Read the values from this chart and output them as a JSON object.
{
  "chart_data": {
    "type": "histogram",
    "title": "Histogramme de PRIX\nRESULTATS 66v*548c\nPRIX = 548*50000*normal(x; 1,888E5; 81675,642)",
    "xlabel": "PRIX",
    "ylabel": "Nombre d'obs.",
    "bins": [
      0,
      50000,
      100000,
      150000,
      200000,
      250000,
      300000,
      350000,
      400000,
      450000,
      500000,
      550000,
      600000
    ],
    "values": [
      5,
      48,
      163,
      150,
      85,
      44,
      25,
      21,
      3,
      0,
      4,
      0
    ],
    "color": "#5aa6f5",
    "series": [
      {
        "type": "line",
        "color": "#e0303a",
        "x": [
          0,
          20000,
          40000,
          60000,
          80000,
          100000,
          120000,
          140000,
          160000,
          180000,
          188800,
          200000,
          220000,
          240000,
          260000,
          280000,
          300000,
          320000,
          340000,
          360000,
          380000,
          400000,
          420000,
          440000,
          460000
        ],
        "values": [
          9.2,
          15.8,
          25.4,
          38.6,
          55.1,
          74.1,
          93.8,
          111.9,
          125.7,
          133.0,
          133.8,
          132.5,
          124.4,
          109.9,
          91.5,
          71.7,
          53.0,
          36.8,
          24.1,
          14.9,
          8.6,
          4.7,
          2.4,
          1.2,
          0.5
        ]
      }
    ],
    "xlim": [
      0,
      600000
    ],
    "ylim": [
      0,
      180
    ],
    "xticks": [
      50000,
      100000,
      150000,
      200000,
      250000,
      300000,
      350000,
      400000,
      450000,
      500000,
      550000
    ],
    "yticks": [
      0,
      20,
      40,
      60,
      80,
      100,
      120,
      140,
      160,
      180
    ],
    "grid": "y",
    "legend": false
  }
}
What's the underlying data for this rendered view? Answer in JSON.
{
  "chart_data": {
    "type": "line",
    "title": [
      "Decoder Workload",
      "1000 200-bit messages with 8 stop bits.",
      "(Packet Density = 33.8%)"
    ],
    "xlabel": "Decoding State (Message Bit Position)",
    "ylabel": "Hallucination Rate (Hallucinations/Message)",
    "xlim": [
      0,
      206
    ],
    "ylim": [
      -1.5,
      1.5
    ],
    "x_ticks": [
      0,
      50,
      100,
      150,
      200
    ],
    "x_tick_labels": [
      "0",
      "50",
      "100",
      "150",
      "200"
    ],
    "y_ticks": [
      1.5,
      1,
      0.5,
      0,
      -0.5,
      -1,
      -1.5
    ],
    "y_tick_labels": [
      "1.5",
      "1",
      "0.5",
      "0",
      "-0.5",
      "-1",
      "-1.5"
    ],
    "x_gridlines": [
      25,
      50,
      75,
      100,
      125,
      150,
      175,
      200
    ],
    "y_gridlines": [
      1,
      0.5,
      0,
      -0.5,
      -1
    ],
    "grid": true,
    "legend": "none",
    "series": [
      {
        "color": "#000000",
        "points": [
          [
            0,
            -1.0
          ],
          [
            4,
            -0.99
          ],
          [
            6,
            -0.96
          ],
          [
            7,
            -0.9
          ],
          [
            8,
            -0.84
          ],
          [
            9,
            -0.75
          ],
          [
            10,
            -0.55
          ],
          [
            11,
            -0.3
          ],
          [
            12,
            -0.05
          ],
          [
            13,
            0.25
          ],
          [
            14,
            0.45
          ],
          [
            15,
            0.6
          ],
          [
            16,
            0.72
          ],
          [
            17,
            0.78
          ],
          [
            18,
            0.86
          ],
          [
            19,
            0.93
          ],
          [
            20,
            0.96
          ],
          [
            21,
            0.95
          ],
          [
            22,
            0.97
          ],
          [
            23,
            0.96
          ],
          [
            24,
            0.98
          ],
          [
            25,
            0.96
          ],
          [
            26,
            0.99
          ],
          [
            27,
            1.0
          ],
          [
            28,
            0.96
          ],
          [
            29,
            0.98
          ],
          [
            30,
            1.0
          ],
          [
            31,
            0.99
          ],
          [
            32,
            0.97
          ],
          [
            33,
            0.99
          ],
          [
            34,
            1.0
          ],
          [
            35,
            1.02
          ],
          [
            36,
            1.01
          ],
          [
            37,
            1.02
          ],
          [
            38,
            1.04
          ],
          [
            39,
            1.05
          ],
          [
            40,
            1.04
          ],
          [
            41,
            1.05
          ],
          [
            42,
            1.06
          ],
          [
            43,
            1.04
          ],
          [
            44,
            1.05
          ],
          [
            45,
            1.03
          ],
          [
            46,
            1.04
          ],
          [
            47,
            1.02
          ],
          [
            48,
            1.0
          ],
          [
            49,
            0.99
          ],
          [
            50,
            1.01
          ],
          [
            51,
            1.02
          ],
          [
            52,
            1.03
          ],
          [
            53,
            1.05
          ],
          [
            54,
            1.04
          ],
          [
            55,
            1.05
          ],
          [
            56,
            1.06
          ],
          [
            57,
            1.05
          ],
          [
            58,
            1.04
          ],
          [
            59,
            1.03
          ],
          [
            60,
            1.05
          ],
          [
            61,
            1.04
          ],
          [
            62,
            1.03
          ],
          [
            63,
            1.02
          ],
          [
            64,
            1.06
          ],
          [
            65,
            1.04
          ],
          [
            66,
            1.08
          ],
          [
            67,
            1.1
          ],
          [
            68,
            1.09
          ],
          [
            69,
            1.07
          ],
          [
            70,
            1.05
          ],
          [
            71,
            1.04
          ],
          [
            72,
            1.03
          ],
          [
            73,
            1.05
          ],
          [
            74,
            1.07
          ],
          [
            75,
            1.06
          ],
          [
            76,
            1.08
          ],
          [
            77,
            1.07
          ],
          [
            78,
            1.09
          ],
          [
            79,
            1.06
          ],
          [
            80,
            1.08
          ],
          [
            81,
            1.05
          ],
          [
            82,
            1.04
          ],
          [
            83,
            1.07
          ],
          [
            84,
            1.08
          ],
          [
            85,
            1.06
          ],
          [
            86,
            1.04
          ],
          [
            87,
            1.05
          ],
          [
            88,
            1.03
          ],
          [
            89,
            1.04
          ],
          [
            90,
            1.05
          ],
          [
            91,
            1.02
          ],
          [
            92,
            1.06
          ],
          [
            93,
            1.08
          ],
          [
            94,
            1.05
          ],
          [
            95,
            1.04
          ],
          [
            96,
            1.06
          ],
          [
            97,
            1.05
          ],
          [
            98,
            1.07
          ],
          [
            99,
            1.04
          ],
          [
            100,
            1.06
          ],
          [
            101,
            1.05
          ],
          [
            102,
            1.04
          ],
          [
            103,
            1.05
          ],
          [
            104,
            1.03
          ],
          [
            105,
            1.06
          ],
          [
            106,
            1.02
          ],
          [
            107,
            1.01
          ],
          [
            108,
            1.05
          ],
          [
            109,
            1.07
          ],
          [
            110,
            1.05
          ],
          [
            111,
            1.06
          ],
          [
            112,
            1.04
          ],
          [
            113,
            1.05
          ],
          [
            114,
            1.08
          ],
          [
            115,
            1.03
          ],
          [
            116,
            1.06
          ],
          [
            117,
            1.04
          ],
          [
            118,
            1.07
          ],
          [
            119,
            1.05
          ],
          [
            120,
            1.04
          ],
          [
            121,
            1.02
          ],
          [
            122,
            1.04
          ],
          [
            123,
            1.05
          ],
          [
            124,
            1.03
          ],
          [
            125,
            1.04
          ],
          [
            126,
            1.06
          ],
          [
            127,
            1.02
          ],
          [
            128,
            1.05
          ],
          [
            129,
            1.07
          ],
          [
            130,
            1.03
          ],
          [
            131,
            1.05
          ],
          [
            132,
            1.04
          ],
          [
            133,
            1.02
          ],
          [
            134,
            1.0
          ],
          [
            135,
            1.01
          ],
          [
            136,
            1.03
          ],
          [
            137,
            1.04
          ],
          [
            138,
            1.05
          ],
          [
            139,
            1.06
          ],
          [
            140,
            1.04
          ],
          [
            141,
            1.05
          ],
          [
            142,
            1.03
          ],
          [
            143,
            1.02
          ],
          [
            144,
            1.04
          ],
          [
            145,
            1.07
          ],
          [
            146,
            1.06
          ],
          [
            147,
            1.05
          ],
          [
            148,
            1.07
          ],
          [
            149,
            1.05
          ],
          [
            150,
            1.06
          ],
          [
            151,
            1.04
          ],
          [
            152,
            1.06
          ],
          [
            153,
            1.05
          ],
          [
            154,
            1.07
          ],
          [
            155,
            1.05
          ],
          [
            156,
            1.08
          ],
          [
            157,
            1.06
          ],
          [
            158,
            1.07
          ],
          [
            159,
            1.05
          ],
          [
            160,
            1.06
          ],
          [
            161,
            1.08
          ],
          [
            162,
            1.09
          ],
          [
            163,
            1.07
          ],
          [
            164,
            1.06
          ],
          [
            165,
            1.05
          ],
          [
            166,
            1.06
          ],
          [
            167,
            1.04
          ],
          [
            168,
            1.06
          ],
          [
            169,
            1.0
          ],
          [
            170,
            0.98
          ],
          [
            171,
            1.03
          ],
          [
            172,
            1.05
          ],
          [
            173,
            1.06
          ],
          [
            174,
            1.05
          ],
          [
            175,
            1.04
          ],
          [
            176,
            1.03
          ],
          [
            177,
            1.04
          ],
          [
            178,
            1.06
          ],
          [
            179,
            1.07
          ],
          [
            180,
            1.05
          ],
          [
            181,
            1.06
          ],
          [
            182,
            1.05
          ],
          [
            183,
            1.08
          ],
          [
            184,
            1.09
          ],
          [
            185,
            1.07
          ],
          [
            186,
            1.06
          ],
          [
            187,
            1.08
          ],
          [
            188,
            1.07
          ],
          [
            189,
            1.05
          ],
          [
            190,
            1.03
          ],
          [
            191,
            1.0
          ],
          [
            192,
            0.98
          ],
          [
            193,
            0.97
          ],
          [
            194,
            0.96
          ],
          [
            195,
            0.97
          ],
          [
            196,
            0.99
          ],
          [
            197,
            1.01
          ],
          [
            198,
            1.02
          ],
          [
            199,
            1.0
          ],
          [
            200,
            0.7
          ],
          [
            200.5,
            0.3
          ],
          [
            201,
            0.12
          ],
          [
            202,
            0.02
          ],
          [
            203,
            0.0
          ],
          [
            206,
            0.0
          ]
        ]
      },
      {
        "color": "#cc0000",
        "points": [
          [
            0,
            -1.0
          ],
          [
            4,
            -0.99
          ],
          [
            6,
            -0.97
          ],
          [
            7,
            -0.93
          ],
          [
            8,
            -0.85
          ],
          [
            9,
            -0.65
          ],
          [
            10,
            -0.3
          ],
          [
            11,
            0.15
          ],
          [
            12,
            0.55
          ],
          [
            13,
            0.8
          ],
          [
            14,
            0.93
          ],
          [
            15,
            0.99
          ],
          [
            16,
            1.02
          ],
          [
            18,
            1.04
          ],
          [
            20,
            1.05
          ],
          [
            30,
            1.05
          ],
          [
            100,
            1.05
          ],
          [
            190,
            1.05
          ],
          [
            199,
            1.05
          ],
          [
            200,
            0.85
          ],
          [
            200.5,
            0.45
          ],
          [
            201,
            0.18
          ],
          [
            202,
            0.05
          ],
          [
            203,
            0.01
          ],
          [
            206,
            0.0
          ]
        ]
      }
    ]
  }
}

::::::::

### Task objective
Scan the listing above and copy all lines containing the word "ylabel".

### Reply
    "ylabel": "Nombre d'obs.",
    "ylabel": "Hallucination Rate (Hallucinations/Message)",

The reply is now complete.